* _Work instructions_
All entries should be output exactly as they stand.

Excerpts from a figure dataset:
* * *

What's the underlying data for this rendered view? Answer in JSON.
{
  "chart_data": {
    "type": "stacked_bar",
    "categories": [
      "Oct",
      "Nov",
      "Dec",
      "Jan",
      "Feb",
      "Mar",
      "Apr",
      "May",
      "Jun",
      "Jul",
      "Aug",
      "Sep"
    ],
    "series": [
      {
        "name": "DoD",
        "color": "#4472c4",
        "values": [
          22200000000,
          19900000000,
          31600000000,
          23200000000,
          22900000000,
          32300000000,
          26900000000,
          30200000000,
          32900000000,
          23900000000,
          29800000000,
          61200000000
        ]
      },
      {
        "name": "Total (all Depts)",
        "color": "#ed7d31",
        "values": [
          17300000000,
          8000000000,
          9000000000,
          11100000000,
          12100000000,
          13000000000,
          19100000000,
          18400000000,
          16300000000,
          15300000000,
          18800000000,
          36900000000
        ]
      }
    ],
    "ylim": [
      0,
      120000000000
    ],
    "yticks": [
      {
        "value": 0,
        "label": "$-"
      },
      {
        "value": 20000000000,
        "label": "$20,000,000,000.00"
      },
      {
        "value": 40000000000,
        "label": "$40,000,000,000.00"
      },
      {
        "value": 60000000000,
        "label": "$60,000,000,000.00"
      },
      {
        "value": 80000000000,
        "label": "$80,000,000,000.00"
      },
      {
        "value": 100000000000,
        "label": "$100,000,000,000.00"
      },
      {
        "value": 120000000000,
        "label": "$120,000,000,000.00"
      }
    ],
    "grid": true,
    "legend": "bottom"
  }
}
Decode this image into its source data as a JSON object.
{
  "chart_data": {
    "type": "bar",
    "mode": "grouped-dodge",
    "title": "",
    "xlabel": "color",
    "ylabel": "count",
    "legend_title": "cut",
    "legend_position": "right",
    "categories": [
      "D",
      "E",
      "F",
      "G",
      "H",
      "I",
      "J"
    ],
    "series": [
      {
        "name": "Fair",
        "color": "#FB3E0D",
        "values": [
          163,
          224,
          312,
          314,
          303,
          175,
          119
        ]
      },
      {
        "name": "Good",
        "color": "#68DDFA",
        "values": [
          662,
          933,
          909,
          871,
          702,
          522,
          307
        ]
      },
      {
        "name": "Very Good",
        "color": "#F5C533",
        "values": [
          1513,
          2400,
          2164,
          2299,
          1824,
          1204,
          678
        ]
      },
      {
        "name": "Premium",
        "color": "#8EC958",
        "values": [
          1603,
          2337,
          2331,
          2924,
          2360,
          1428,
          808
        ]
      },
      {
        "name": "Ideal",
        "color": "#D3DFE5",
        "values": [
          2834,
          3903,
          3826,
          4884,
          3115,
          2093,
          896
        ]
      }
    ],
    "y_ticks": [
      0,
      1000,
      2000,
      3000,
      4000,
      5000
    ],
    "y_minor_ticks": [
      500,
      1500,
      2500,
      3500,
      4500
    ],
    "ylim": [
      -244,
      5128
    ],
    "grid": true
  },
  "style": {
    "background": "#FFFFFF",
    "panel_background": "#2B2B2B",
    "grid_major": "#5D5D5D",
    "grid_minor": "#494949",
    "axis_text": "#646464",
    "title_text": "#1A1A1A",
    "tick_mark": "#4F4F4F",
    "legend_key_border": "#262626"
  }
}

* * *

* _Result of this exercise_
What's the underlying data for this rendered view? Answer in JSON.
{
  "chart_data": {
    "type": "stacked_bar",
    "categories": [
      "Oct",
      "Nov",
      "Dec",
      "Jan",
      "Feb",
      "Mar",
      "Apr",
      "May",
      "Jun",
      "Jul",
      "Aug",
      "Sep"
    ],
    "series": [
      {
        "name": "DoD",
        "color": "#4472c4",
        "values": [
          22200000000,
          19900000000,
          31600000000,
          23200000000,
          22900000000,
          32300000000,
          26900000000,
          30200000000,
          32900000000,
          23900000000,
          29800000000,
          61200000000
        ]
      },
      {
        "name": "Total (all Depts)",
        "color": "#ed7d31",
        "values": [
          17300000000,
          8000000000,
          9000000000,
          11100000000,
          12100000000,
          13000000000,
          19100000000,
          18400000000,
          16300000000,
          15300000000,
          18800000000,
          36900000000
        ]
      }
    ],
    "ylim": [
      0,
      120000000000
    ],
    "yticks": [
      {
        "value": 0,
        "label": "$-"
      },
      {
        "value": 20000000000,
        "label": "$20,000,000,000.00"
      },
      {
        "value": 40000000000,
        "label": "$40,000,000,000.00"
      },
      {
        "value": 60000000000,
        "label": "$60,000,000,000.00"
      },
      {
        "value": 80000000000,
        "label": "$80,000,000,000.00"
      },
      {
        "value": 100000000000,
        "label": "$100,000,000,000.00"
      },
      {
        "value": 120000000000,
        "label": "$120,000,000,000.00"
      }
    ],
    "grid": true,
    "legend": "bottom"
  }
}
Decode this image into its source data as a JSON object.
{
  "chart_data": {
    "type": "bar",
    "mode": "grouped-dodge",
    "title": "",
    "xlabel": "color",
    "ylabel": "count",
    "legend_title": "cut",
    "legend_position": "right",
    "categories": [
      "D",
      "E",
      "F",
      "G",
      "H",
      "I",
      "J"
    ],
    "series": [
      {
        "name": "Fair",
        "color": "#FB3E0D",
        "values": [
          163,
          224,
          312,
          314,
          303,
          175,
          119
        ]
      },
      {
        "name": "Good",
        "color": "#68DDFA",
        "values": [
          662,
          933,
          909,
          871,
          702,
          522,
          307
        ]
      },
      {
        "name": "Very Good",
        "color": "#F5C533",
        "values": [
          1513,
          2400,
          2164,
          2299,
          1824,
          1204,
          678
        ]
      },
      {
        "name": "Premium",
        "color": "#8EC958",
        "values": [
          1603,
          2337,
          2331,
          2924,
          2360,
          1428,
          808
        ]
      },
      {
        "name": "Ideal",
        "color": "#D3DFE5",
        "values": [
          2834,
          3903,
          3826,
          4884,
          3115,
          2093,
          896
        ]
      }
    ],
    "y_ticks": [
      0,
      1000,
      2000,
      3000,
      4000,
      5000
    ],
    "y_minor_ticks": [
      500,
      1500,
      2500,
      3500,
      4500
    ],
    "ylim": [
      -244,
      5128
    ],
    "grid": true
  },
  "style": {
    "background": "#FFFFFF",
    "panel_background": "#2B2B2B",
    "grid_major": "#5D5D5D",
    "grid_minor": "#494949",
    "axis_text": "#646464",
    "title_text": "#1A1A1A",
    "tick_mark": "#4F4F4F",
    "legend_key_border": "#262626"
  }
}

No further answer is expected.